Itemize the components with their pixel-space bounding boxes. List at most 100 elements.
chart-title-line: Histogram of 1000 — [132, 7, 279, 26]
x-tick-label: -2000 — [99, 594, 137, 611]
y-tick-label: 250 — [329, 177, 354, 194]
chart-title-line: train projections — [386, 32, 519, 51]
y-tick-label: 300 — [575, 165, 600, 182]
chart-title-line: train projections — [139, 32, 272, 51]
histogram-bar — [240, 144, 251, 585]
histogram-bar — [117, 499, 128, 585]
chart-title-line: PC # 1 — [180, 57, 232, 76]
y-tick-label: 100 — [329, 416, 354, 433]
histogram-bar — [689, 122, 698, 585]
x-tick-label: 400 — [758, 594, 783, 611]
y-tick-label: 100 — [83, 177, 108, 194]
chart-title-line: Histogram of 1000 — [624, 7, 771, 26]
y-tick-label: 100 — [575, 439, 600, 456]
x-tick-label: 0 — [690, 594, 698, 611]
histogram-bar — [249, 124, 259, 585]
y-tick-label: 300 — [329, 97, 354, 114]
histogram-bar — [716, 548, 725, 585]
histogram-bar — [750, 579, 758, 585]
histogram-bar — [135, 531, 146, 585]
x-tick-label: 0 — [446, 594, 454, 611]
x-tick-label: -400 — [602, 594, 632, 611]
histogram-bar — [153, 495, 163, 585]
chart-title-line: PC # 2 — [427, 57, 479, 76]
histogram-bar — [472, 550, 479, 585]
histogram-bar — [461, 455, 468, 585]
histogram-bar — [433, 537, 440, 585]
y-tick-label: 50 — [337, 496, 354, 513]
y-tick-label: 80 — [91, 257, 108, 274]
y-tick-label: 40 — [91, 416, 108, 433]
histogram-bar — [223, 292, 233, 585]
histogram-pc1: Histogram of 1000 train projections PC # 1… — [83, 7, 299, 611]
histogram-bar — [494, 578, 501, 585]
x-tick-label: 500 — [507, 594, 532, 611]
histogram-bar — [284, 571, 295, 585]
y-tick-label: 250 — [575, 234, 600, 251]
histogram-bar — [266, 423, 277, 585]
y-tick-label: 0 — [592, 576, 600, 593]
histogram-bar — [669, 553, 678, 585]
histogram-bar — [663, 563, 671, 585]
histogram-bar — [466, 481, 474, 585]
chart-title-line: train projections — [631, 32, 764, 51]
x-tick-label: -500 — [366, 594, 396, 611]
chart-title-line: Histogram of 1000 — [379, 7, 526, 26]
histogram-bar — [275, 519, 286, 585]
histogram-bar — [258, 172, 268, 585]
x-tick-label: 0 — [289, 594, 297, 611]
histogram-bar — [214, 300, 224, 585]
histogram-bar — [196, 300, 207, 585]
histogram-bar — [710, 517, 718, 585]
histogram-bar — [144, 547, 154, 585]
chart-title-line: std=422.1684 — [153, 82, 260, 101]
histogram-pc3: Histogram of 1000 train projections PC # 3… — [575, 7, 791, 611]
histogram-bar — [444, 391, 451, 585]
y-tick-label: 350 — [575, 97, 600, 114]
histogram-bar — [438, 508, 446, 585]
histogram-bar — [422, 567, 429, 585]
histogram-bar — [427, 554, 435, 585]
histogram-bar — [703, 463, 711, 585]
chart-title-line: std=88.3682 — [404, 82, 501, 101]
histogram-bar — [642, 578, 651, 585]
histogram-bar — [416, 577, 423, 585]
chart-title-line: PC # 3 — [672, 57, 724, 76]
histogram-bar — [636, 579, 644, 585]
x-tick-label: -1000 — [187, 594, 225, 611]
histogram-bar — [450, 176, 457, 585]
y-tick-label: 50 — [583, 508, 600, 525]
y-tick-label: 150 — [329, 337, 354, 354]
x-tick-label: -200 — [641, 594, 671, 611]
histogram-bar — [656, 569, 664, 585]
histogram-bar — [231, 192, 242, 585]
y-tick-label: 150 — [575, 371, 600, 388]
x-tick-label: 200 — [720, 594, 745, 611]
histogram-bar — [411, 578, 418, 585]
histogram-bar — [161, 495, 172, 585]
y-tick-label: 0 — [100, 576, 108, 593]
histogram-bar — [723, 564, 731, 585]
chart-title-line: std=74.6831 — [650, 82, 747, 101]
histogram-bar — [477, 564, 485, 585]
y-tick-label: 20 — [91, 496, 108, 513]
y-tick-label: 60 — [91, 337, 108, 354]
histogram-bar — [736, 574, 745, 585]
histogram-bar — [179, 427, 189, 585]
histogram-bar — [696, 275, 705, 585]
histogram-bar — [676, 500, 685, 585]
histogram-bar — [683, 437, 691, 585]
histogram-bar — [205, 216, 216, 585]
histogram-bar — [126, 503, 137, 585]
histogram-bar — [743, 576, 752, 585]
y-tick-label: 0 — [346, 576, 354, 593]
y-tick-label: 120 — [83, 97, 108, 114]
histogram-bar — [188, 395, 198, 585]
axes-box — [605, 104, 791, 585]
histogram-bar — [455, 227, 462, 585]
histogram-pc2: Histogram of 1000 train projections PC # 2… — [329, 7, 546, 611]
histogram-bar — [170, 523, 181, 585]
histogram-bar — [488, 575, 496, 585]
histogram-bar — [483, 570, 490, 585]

========================

REQUIRED WORK
Set out every line of the item above as a JSON list of strings, one string per line, with blank lines omitted.

TASK OUTPUT
[
  "Itemize the components with their pixel-space bounding boxes. List at most 100 elements.",
  "chart-title-line: Histogram of 1000 — [132, 7, 279, 26]",
  "x-tick-label: -2000 — [99, 594, 137, 611]",
  "y-tick-label: 250 — [329, 177, 354, 194]",
  "chart-title-line: train projections — [386, 32, 519, 51]",
  "y-tick-label: 300 — [575, 165, 600, 182]",
  "chart-title-line: train projections — [139, 32, 272, 51]",
  "histogram-bar — [240, 144, 251, 585]",
  "histogram-bar — [117, 499, 128, 585]",
  "chart-title-line: PC # 1 — [180, 57, 232, 76]",
  "y-tick-label: 100 — [329, 416, 354, 433]",
  "histogram-bar — [689, 122, 698, 585]",
  "x-tick-label: 400 — [758, 594, 783, 611]",
  "y-tick-label: 100 — [83, 177, 108, 194]",
  "chart-title-line: Histogram of 1000 — [624, 7, 771, 26]",
  "y-tick-label: 100 — [575, 439, 600, 456]",
  "x-tick-label: 0 — [690, 594, 698, 611]",
  "histogram-bar — [249, 124, 259, 585]",
  "y-tick-label: 300 — [329, 97, 354, 114]",
  "histogram-bar — [716, 548, 725, 585]",
  "histogram-bar — [750, 579, 758, 585]",
  "histogram-bar — [135, 531, 146, 585]",
  "x-tick-label: 0 — [446, 594, 454, 611]",
  "x-tick-label: -400 — [602, 594, 632, 611]",
  "histogram-bar — [153, 495, 163, 585]",
  "chart-title-line: PC # 2 — [427, 57, 479, 76]",
  "histogram-bar — [472, 550, 479, 585]",
  "histogram-bar — [461, 455, 468, 585]",
  "histogram-bar — [433, 537, 440, 585]",
  "y-tick-label: 50 — [337, 496, 354, 513]",
  "y-tick-label: 80 — [91, 257, 108, 274]",
  "y-tick-label: 40 — [91, 416, 108, 433]",
  "histogram-bar — [223, 292, 233, 585]",
  "histogram-pc1: Histogram of 1000 train projections PC # 1… — [83, 7, 299, 611]",
  "histogram-bar — [494, 578, 501, 585]",
  "x-tick-label: 500 — [507, 594, 532, 611]",
  "histogram-bar — [284, 571, 295, 585]",
  "y-tick-label: 250 — [575, 234, 600, 251]",
  "histogram-bar — [266, 423, 277, 585]",
  "y-tick-label: 0 — [592, 576, 600, 593]",
  "histogram-bar — [669, 553, 678, 585]",
  "histogram-bar — [663, 563, 671, 585]",
  "histogram-bar — [466, 481, 474, 585]",
  "chart-title-line: train projections — [631, 32, 764, 51]",
  "x-tick-label: -500 — [366, 594, 396, 611]",
  "chart-title-line: Histogram of 1000 — [379, 7, 526, 26]",
  "histogram-bar — [275, 519, 286, 585]",
  "histogram-bar — [258, 172, 268, 585]",
  "x-tick-label: 0 — [289, 594, 297, 611]",
  "histogram-bar — [214, 300, 224, 585]",
  "histogram-bar — [196, 300, 207, 585]",
  "histogram-bar — [710, 517, 718, 585]",
  "histogram-bar — [144, 547, 154, 585]",
  "chart-title-line: std=422.1684 — [153, 82, 260, 101]",
  "histogram-pc3: Histogram of 1000 train projections PC # 3… — [575, 7, 791, 611]",
  "histogram-bar — [444, 391, 451, 585]",
  "y-tick-label: 350 — [575, 97, 600, 114]",
  "histogram-bar — [438, 508, 446, 585]",
  "histogram-bar — [422, 567, 429, 585]",
  "histogram-bar — [427, 554, 435, 585]",
  "histogram-bar — [703, 463, 711, 585]",
  "chart-title-line: std=88.3682 — [404, 82, 501, 101]",
  "histogram-bar — [642, 578, 651, 585]",
  "histogram-bar — [416, 577, 423, 585]",
  "chart-title-line: PC # 3 — [672, 57, 724, 76]",
  "histogram-bar — [636, 579, 644, 585]",
  "x-tick-label: -1000 — [187, 594, 225, 611]",
  "histogram-bar — [450, 176, 457, 585]",
  "y-tick-label: 50 — [583, 508, 600, 525]",
  "y-tick-label: 150 — [329, 337, 354, 354]",
  "x-tick-label: -200 — [641, 594, 671, 611]",
  "histogram-bar — [656, 569, 664, 585]",
  "histogram-bar — [231, 192, 242, 585]",
  "y-tick-label: 150 — [575, 371, 600, 388]",
  "x-tick-label: 200 — [720, 594, 745, 611]",
  "histogram-bar — [411, 578, 418, 585]",
  "histogram-bar — [161, 495, 172, 585]",
  "y-tick-label: 0 — [100, 576, 108, 593]",
  "histogram-bar — [723, 564, 731, 585]",
  "chart-title-line: std=74.6831 — [650, 82, 747, 101]",
  "histogram-bar — [477, 564, 485, 585]",
  "y-tick-label: 20 — [91, 496, 108, 513]",
  "y-tick-label: 60 — [91, 337, 108, 354]",
  "histogram-bar — [736, 574, 745, 585]",
  "histogram-bar — [179, 427, 189, 585]",
  "histogram-bar — [696, 275, 705, 585]",
  "histogram-bar — [676, 500, 685, 585]",
  "histogram-bar — [683, 437, 691, 585]",
  "histogram-bar — [205, 216, 216, 585]",
  "histogram-bar — [126, 503, 137, 585]",
  "histogram-bar — [743, 576, 752, 585]",
  "y-tick-label: 0 — [346, 576, 354, 593]",
  "y-tick-label: 120 — [83, 97, 108, 114]",
  "histogram-bar — [188, 395, 198, 585]",
  "axes-box — [605, 104, 791, 585]",
  "histogram-bar — [455, 227, 462, 585]",
  "histogram-pc2: Histogram of 1000 train projections PC # 2… — [329, 7, 546, 611]",
  "histogram-bar — [170, 523, 181, 585]",
  "histogram-bar — [488, 575, 496, 585]",
  "histogram-bar — [483, 570, 490, 585]"
]